- WRITTEN INSTRUCTION: Quote the data verbatim from the line with "Itemize the components" to the line with "message-line2: 感谢郭总！ [124,329,509,371]", including both of those lines.

- DATASET ROWS:
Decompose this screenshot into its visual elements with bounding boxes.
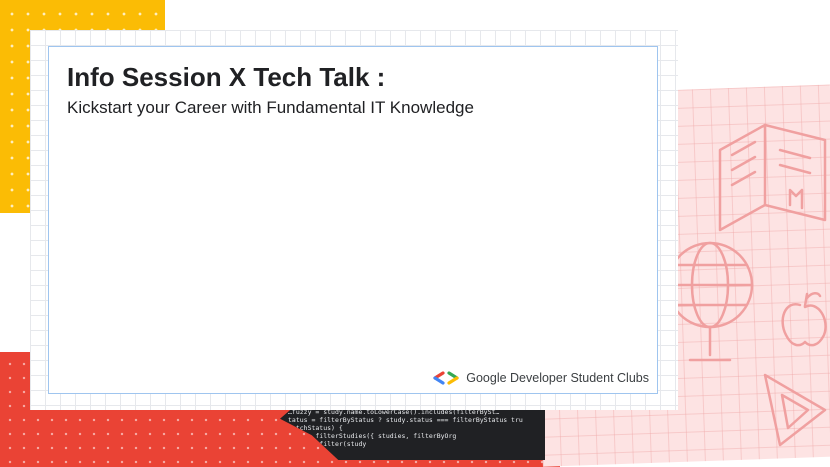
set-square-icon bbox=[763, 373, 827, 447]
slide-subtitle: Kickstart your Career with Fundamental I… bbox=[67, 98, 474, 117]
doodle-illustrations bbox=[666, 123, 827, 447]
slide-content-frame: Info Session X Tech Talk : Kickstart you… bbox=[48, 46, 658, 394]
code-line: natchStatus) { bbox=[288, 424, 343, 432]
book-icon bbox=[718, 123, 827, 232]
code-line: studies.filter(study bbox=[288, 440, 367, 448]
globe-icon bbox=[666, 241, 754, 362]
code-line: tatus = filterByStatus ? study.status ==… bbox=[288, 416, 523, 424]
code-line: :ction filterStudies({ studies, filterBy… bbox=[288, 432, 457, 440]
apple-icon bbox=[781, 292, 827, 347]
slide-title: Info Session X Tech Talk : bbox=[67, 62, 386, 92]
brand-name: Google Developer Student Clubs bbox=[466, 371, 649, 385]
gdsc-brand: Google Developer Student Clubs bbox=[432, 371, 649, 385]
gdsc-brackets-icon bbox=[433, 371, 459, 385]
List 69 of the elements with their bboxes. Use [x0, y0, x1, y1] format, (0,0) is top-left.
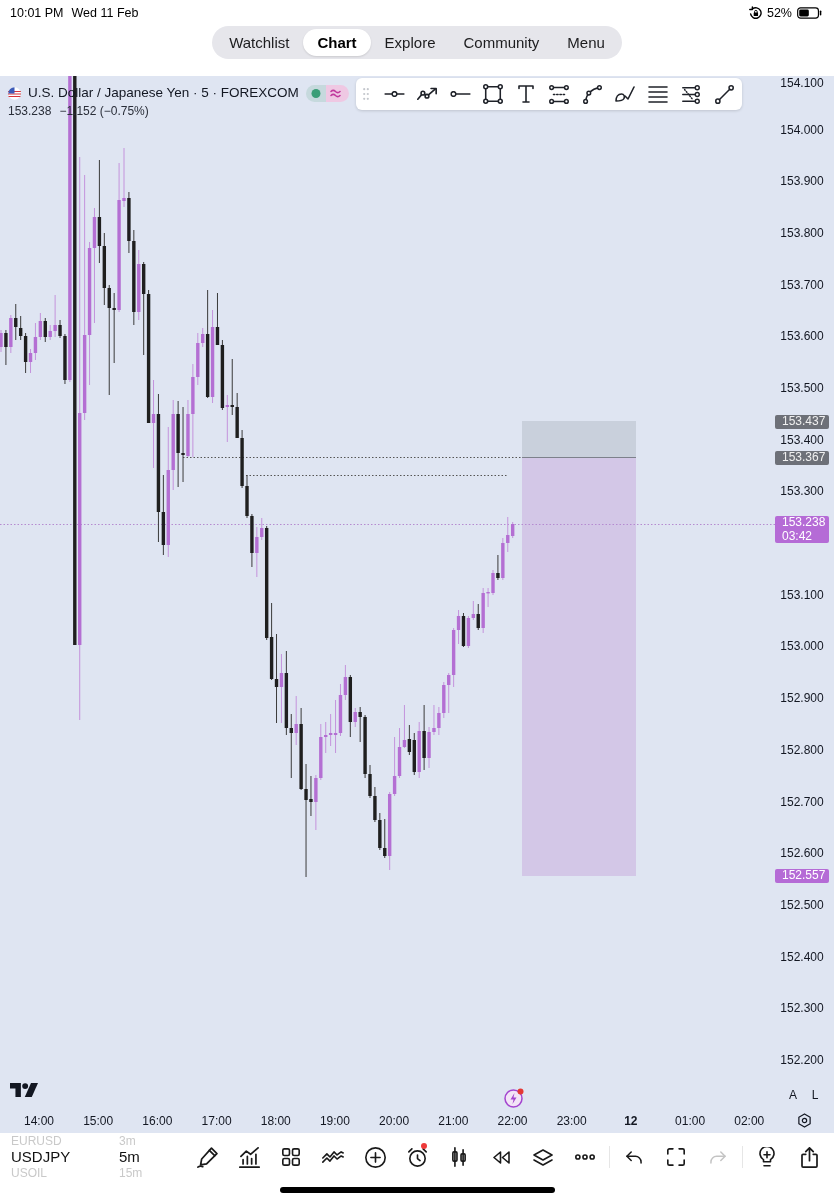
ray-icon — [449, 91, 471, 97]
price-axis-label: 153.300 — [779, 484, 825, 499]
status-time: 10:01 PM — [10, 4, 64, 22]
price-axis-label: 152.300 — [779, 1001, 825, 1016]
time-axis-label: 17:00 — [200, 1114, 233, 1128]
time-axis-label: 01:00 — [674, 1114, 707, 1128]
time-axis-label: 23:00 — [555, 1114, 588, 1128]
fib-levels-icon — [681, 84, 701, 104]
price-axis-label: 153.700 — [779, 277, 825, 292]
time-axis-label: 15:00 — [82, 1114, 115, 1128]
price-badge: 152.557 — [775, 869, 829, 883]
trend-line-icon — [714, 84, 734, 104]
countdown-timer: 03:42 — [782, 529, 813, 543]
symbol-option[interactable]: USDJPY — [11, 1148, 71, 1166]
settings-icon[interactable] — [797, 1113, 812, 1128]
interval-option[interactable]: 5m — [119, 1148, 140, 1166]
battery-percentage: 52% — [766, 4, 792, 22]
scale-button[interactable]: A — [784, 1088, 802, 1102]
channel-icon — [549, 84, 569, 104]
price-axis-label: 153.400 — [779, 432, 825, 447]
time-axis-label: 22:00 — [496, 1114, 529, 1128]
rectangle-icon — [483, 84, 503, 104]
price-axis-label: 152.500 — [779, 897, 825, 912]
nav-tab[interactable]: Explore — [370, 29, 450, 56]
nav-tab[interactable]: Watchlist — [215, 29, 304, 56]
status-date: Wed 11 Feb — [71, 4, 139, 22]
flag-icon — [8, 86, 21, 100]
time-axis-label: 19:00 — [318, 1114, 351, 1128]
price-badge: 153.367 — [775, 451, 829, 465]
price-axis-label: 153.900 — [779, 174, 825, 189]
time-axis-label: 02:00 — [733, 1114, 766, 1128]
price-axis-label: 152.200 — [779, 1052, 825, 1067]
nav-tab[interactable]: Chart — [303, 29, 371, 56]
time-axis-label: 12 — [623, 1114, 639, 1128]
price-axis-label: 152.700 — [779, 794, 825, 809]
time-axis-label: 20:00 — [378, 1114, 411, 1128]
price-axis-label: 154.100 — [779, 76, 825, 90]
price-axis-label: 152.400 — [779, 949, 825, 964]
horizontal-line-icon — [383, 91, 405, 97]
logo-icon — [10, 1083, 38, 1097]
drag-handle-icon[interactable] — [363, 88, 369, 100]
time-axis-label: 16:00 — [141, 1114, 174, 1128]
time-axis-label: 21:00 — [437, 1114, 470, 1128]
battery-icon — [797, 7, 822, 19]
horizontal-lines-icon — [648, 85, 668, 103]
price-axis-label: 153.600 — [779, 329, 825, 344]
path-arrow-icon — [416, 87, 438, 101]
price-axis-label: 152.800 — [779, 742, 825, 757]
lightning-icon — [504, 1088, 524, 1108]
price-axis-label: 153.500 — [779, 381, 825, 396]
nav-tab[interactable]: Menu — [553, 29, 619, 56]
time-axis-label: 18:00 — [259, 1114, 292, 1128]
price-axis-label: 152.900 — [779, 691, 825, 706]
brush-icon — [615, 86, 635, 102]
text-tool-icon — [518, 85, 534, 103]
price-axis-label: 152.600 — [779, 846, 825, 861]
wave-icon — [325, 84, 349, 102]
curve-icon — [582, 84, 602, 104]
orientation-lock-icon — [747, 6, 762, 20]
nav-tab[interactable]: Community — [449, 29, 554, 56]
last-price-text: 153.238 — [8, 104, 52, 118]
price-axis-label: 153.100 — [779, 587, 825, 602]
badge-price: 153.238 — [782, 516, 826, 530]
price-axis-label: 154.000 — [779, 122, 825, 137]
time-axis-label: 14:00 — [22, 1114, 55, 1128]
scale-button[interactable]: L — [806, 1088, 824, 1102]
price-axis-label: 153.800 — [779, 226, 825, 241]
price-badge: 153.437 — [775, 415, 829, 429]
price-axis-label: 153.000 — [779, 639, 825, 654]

* * *

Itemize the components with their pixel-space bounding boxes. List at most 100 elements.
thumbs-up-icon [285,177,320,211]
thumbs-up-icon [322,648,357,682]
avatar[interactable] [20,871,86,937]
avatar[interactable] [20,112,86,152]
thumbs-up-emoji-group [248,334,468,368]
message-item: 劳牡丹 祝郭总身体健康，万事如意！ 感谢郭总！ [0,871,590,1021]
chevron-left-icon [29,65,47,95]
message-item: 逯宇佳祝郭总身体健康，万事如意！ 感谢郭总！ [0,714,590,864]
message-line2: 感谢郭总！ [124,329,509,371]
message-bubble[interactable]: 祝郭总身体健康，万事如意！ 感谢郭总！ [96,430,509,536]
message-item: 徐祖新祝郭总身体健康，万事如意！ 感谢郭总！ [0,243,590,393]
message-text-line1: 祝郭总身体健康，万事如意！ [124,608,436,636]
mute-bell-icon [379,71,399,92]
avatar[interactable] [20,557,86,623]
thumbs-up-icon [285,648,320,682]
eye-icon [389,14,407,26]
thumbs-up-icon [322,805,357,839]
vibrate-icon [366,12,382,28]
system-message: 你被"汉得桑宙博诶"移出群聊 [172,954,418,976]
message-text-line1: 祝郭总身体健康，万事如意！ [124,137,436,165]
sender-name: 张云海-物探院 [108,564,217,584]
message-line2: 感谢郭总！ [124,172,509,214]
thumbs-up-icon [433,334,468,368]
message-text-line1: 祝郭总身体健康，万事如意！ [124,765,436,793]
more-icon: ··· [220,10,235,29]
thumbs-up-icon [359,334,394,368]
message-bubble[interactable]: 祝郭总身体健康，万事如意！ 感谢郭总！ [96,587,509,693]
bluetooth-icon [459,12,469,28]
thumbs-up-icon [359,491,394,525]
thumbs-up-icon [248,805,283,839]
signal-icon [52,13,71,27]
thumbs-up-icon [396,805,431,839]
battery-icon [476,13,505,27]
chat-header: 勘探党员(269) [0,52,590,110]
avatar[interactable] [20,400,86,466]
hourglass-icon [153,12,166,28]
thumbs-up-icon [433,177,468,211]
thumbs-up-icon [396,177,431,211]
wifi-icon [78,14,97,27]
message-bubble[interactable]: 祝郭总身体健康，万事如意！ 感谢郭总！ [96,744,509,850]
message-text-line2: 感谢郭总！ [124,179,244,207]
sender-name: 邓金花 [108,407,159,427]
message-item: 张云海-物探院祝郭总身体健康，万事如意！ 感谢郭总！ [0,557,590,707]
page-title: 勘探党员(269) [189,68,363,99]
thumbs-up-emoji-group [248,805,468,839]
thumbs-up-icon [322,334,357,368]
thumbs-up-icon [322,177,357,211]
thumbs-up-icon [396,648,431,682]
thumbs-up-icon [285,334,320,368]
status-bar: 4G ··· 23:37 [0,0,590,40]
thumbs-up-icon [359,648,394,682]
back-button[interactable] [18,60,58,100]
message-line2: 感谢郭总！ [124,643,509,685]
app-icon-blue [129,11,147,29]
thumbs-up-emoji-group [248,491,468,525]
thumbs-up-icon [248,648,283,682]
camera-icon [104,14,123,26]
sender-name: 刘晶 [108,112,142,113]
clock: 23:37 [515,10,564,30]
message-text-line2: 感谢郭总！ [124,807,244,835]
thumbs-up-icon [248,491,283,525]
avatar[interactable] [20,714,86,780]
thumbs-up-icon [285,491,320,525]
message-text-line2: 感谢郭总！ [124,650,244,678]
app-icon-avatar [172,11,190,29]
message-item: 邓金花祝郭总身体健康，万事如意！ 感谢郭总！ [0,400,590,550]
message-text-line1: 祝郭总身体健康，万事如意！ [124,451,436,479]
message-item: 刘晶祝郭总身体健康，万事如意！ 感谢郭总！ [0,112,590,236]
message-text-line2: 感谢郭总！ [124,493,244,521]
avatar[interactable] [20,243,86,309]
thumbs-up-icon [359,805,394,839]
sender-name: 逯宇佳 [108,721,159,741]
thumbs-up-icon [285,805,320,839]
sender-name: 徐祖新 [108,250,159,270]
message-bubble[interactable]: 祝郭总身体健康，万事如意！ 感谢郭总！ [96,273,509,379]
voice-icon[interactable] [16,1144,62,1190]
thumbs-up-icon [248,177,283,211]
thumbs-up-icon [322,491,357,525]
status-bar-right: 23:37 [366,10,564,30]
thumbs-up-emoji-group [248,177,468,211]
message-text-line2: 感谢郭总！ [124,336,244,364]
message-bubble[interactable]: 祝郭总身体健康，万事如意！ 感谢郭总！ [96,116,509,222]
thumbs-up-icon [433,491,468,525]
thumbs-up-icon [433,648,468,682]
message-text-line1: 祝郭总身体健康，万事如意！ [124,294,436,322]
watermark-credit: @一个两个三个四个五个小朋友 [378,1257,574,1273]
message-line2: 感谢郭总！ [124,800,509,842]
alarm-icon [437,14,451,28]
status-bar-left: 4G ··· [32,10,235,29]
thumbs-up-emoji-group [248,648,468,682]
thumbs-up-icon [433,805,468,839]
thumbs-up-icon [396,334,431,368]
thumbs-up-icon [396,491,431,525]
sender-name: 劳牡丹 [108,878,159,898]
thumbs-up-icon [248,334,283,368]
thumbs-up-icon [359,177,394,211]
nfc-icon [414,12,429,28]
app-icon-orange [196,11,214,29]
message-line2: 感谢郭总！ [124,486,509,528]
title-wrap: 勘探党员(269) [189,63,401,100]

- FINAL ANSWER:
Itemize the components with their pixel-space bounding boxes. List at most 100 elements.
thumbs-up-icon [285,177,320,211]
thumbs-up-icon [322,648,357,682]
avatar[interactable] [20,871,86,937]
avatar[interactable] [20,112,86,152]
thumbs-up-emoji-group [248,334,468,368]
message-item: 劳牡丹 祝郭总身体健康，万事如意！ 感谢郭总！ [0,871,590,1021]
chevron-left-icon [29,65,47,95]
message-item: 逯宇佳祝郭总身体健康，万事如意！ 感谢郭总！ [0,714,590,864]
message-line2: 感谢郭总！ [124,329,509,371]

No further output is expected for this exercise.